課題: 本文の全体を、一字一句変えずにそのまま返しなさい。

2021 Fiscal Year Research-status Report
トモシンセシスを用いた新たな大腸癌深達度診断法の確立
Project/Area Number |
21K15848
|
Research Institution | Nara Medical University |
Principal Investigator |
伊藤 高広 奈良県立医科大学, 医学部, 講師 (60285369)
|
Project Period (FY) |
2021-04-01 – 2023-03-31
|
Keywords | トモシンセシス / 大腸癌深達度診断 |
Outline of Annual Research Achievements |
研究の目的は低被曝線量で重なりのない高精細断層X線撮影が可能な技術として注目されているトモシンセシス(断層撮影)を用いた大腸癌の深達度判定の検討である。特に内視鏡治療と外科的治療の境目となるT1b(SM浸潤距離1000ミクロン以上)の判定は治療方針決定の上できわめて重要である。内視鏡診断が高度に進歩した現在においても内視鏡のみでは診断に迷う例が少なくないことが知られており、大腸癌治療ガイドラインにも内視鏡診断以外の方法として古典的注腸X線診断を用いることが記載されている。ただし、その検査手技・診断には熟練を要し、かつ受検者の身体能力が求められる内容であり、高齢化が進んだ現在、撮影には制約がかかることが多く、低侵襲な検査により詳細かつ簡便な診断が可能となりうることが求められている。 今回の検討は当院消化器外科で手術が施行され、病理組織学的にT1b大腸癌と診断された患者を抽出し、注腸造影・トモシンセシスを行った例を研究対象とした。対象群のトモシンセシス撮影画像について2名の放射線科医により後方視的にX線所見を検討した。検討項目として側面変形が最も表れている箇所について、水平長と垂直長、それらがなす角度を測定し、古典的X線診断における側面変形(「変形なし」・「角状変形」・「弧状変形」・「台形状変形」)の判定・オリジナル画像とトモシンセシス画像の差異の評価を行った。今後計測した値と病理所見上のSM浸潤距離の間の相関係数につき検討し、側面変形に関する深達度判定基準の確立を目指す。 また、これらの基礎となるファントム実験についても計画する。概要は、大腸癌症例のCT画像から得られたvolume dataを元に3Dプリンターを用いて大腸癌ファントムを作成し、トモシンセシスを撮影し、その画像所見と手術症例における病理組織所見との対比を行い、適切な診断基準について検討する。

[保存済みデータ項目]
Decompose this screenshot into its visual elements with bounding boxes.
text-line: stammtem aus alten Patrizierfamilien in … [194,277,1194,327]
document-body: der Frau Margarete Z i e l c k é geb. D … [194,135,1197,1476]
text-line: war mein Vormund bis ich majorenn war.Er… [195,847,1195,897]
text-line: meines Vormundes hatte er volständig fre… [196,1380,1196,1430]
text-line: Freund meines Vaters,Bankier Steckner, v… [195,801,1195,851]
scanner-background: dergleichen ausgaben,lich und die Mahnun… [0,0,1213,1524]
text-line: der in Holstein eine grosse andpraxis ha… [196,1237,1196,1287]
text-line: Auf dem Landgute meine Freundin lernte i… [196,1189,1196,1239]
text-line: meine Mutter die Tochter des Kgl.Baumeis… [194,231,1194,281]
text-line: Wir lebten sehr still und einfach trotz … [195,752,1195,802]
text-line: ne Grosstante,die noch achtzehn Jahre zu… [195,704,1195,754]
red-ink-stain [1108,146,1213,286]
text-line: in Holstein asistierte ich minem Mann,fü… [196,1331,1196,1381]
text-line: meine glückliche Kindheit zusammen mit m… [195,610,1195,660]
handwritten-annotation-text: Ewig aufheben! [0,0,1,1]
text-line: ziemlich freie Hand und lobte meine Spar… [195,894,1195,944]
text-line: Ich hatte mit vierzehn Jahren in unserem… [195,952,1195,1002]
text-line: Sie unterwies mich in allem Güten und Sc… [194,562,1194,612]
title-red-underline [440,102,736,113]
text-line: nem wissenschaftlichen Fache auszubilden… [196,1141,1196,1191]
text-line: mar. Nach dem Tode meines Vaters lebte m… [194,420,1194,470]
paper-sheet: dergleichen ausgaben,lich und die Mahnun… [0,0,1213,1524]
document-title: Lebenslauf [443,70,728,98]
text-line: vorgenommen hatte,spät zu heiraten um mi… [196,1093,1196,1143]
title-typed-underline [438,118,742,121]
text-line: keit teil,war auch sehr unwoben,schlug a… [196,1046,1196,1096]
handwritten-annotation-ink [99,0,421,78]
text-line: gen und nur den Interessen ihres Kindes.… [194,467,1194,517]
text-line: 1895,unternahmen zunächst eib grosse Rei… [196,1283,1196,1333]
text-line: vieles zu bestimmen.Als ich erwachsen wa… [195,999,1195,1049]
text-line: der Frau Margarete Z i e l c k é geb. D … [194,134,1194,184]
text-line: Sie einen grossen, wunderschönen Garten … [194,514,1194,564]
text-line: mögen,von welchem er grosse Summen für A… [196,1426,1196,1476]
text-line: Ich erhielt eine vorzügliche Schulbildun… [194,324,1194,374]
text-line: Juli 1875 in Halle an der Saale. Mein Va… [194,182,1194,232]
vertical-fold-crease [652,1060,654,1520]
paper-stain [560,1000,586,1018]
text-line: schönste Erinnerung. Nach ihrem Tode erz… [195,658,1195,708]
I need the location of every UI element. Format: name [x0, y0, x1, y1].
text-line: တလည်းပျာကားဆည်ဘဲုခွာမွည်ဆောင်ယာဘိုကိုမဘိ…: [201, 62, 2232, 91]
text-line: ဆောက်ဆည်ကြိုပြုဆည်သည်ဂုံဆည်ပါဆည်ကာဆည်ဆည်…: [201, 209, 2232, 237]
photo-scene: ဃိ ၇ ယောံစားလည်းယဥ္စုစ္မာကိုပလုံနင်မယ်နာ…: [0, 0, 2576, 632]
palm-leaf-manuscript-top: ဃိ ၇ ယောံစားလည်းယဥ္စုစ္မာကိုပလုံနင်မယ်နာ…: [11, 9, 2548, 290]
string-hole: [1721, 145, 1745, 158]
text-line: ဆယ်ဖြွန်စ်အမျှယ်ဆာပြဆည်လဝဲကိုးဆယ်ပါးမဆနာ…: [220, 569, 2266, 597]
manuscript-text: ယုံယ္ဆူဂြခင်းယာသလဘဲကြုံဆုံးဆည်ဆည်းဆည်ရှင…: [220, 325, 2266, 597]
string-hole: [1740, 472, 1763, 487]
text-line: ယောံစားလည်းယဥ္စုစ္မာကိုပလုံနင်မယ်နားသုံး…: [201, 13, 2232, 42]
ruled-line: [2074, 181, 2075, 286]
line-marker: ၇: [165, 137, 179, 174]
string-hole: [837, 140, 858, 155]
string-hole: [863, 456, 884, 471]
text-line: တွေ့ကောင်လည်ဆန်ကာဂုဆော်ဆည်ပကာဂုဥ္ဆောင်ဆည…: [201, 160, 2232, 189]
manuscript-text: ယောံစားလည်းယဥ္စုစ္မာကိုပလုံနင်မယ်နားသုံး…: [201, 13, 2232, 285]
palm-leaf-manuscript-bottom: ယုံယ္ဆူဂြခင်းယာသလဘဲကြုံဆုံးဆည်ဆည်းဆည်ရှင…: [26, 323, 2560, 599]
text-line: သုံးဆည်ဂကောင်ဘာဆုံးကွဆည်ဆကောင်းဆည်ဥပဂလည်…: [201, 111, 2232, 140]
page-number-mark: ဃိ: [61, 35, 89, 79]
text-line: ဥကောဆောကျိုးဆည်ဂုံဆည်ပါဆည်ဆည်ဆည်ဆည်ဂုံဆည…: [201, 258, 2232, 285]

解答欄:
2021 Fiscal Year Research-status Report
トモシンセシスを用いた新たな大腸癌深達度診断法の確立
Project/Area Number |
21K15848
|
Research Institution | Nara Medical University |
Principal Investigator |
伊藤 高広 奈良県立医科大学, 医学部, 講師 (60285369)
|
Project Period (FY) |
2021-04-01 – 2023-03-31
|
Keywords | トモシンセシス / 大腸癌深達度診断 |
Outline of Annual Research Achievements |
研究の目的は低被曝線量で重なりのない高精細断層X線撮影が可能な技術として注目されているトモシンセシス(断層撮影)を用いた大腸癌の深達度判定の検討である。特に内視鏡治療と外科的治療の境目となるT1b(SM浸潤距離1000ミクロン以上)の判定は治療方針決定の上できわめて重要である。内視鏡診断が高度に進歩した現在においても内視鏡のみでは診断に迷う例が少なくないことが知られており、大腸癌治療ガイドラインにも内視鏡診断以外の方法として古典的注腸X線診断を用いることが記載されている。ただし、その検査手技・診断には熟練を要し、かつ受検者の身体能力が求められる内容であり、高齢化が進んだ現在、撮影には制約がかかることが多く、低侵襲な検査により詳細かつ簡便な診断が可能となりうることが求められている。 今回の検討は当院消化器外科で手術が施行され、病理組織学的にT1b大腸癌と診断された患者を抽出し、注腸造影・トモシンセシスを行った例を研究対象とした。対象群のトモシンセシス撮影画像について2名の放射線科医により後方視的にX線所見を検討した。検討項目として側面変形が最も表れている箇所について、水平長と垂直長、それらがなす角度を測定し、古典的X線診断における側面変形(「変形なし」・「角状変形」・「弧状変形」・「台形状変形」)の判定・オリジナル画像とトモシンセシス画像の差異の評価を行った。今後計測した値と病理所見上のSM浸潤距離の間の相関係数につき検討し、側面変形に関する深達度判定基準の確立を目指す。 また、これらの基礎となるファントム実験についても計画する。概要は、大腸癌症例のCT画像から得られたvolume dataを元に3Dプリンターを用いて大腸癌ファントムを作成し、トモシンセシスを撮影し、その画像所見と手術症例における病理組織所見との対比を行い、適切な診断基準について検討する。